Dataset items

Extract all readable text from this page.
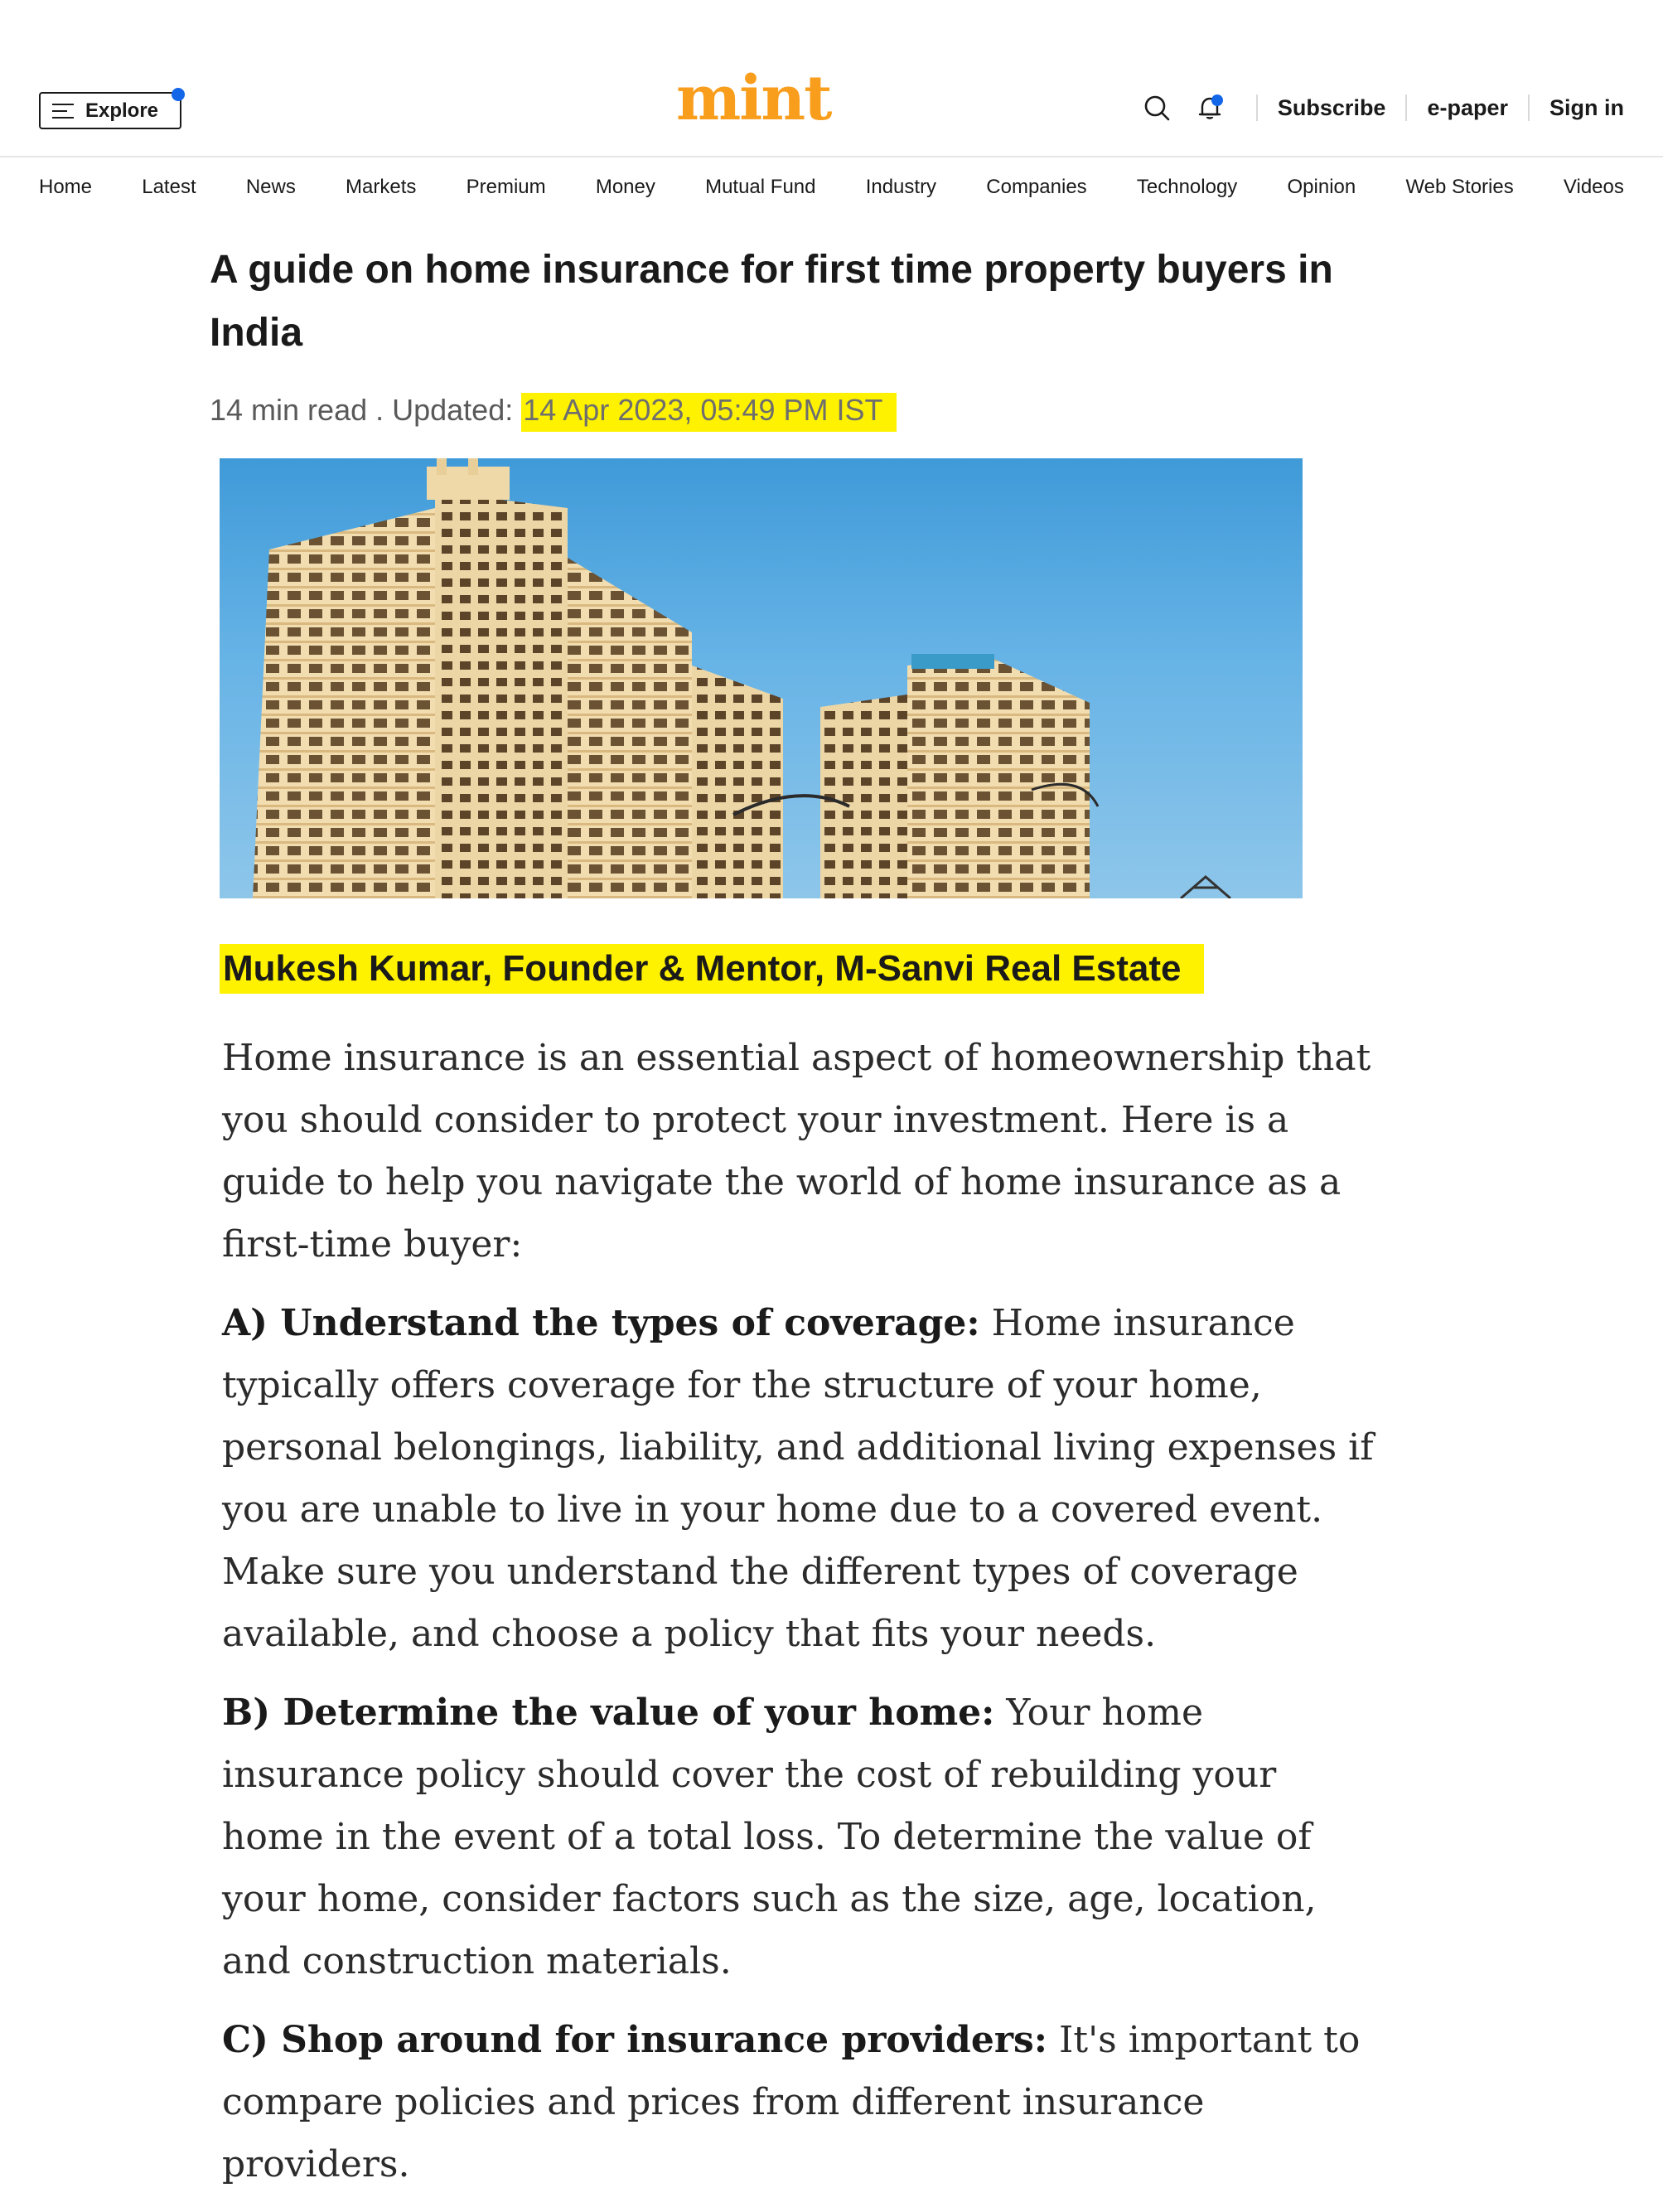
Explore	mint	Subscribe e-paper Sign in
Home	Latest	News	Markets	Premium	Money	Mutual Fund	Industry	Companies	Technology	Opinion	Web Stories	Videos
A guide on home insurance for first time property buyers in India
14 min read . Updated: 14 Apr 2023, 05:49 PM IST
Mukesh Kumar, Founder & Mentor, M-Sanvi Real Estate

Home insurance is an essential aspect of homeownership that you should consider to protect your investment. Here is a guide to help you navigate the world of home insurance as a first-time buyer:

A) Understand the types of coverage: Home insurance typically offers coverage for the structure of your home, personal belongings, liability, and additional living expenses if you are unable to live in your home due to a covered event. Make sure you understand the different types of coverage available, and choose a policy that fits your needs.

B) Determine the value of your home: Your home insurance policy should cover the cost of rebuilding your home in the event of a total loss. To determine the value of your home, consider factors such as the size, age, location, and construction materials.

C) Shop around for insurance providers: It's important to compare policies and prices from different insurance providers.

_STATED GOAL_. Where a line contains "different", copy that line.

_TASK ANSWER_.
A) Understand the types of coverage: Home insurance typically offers coverage for the structure of your home, personal belongings, liability, and additional living expenses if you are unable to live in your home due to a covered event. Make sure you understand the different types of coverage available, and choose a policy that fits your needs.
C) Shop around for insurance providers: It's important to compare policies and prices from different insurance providers.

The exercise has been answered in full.